Given task 1: Reproduce the passage on race in France below, word for word.

Source excerpt:
No. There are no race pimps in France.
It would not work.

Which race?
Not blacks.
There was not black slavery in the metropole, and slavery in the DOM-TOM ended a long time ago. There was no segregation or apartheid that followed it either. France has never had the black-white color bar in the way the Anglo-Saxons have.
So it can't be that race.

What other race?
Vietnamese?
No. I don't think that there are "race pimps" for Asiatics even in America.

The Beurs?
No. North Africans are a large group, but what is the basis for protest on the basis of race? That there is segregation? But there isn't. That there was once segregation? Actually, North Africans were invited to France to be workers during the Trente Glorieuses after World War II when there was not enough manpower in France to provide for the labor needs of the booming economy.
Jean-Marie Le Pen certainly wants to create an atmosphere of racial tension by causing a certain group of rural French to take up a racist line. But of course the places where Le Pen has popularity for the most part don't really have any Beurs in them.

Given task 2: Extract every line of the records that contains the string "note", matching case.

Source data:
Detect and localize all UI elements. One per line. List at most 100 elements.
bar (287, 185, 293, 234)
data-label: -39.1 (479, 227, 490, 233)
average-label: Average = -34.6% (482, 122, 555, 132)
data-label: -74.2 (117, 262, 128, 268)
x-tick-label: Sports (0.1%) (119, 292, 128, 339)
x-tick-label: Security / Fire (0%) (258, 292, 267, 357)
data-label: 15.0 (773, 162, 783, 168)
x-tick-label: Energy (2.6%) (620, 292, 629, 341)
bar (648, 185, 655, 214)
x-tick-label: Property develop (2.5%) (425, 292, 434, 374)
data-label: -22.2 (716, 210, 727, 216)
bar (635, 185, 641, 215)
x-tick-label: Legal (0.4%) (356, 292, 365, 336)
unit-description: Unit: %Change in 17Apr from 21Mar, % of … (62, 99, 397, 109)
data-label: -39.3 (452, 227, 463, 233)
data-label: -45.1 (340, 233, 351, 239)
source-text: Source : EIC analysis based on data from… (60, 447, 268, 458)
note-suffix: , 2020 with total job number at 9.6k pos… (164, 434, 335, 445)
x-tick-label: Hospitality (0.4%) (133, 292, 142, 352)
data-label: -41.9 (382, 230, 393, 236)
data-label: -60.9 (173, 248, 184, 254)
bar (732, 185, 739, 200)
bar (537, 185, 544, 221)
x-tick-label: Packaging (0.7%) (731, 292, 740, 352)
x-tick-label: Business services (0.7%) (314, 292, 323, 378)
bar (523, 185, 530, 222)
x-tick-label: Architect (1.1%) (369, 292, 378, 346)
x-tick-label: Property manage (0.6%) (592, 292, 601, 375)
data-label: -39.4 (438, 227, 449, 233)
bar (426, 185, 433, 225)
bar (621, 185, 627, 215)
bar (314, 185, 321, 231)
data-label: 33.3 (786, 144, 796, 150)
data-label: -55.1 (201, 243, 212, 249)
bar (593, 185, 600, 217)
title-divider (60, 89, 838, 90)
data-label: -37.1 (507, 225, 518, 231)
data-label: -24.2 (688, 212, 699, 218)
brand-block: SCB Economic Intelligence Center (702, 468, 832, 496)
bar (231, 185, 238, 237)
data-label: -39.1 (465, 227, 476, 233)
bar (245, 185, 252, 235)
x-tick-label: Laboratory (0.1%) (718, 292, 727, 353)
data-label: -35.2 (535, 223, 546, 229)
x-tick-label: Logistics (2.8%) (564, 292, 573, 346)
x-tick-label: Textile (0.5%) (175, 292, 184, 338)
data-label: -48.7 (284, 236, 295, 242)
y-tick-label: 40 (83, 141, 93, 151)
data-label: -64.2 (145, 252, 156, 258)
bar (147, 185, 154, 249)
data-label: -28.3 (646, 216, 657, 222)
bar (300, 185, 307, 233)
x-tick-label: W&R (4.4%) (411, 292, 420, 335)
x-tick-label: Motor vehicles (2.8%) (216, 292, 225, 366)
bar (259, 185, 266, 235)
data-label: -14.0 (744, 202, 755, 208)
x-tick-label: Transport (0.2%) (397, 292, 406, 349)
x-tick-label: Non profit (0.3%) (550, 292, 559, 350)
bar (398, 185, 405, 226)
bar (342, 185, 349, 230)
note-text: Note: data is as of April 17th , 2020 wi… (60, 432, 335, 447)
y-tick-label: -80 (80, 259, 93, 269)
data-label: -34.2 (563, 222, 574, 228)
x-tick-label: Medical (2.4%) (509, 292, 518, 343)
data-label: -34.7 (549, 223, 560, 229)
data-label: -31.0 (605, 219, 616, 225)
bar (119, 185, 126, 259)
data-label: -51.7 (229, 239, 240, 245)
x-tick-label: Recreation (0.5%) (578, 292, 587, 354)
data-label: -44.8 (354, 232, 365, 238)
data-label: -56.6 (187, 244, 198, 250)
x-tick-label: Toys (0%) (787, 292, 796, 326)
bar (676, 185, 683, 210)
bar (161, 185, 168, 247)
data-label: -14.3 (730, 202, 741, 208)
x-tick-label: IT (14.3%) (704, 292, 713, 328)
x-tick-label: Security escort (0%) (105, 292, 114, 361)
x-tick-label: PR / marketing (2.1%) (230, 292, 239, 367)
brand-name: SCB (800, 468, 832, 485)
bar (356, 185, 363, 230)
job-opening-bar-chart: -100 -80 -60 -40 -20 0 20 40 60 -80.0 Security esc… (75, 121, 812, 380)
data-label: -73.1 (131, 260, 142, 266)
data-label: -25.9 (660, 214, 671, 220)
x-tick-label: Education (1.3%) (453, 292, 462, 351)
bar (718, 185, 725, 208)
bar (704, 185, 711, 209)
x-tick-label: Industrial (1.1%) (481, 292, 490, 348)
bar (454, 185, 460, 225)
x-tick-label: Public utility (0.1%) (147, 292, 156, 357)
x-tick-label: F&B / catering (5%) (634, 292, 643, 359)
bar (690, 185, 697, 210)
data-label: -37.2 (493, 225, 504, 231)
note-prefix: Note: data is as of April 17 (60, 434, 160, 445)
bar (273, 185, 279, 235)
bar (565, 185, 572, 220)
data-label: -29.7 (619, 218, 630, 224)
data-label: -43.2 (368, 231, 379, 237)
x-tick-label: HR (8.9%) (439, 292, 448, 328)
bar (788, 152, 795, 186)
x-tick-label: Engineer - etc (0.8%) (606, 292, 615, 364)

Correct answer 1:
No. There are no race pimps in France.
It would not work.

Which race?
Not blacks.
There was not black slavery in the metropole, and slavery in the DOM-TOM ended a long time ago. There was no segregation or apartheid that followed it either. France has never had the black-white color bar in the way the Anglo-Saxons have.
So it can't be that race.

What other race?
Vietnamese?
No. I don't think that there are "race pimps" for Asiatics even in America.

The Beurs?
No. North Africans are a large group, but what is the basis for protest on the basis of race? That there is segregation? But there isn't. That there was once segregation? Actually, North Africans were invited to France to be workers during the Trente Glorieuses after World War II when there was not enough manpower in France to provide for the labor needs of the booming economy.
Jean-Marie Le Pen certainly wants to create an atmosphere of racial tension by causing a certain group of rural French to take up a racist line. But of course the places where Le Pen has popularity for the most part don't really have any Beurs in them.

Correct answer 2:
note-suffix: , 2020 with total job number at 9.6k pos… (164, 434, 335, 445)
note-text: Note: data is as of April 17th , 2020 wi… (60, 432, 335, 447)
note-prefix: Note: data is as of April 17 (60, 434, 160, 445)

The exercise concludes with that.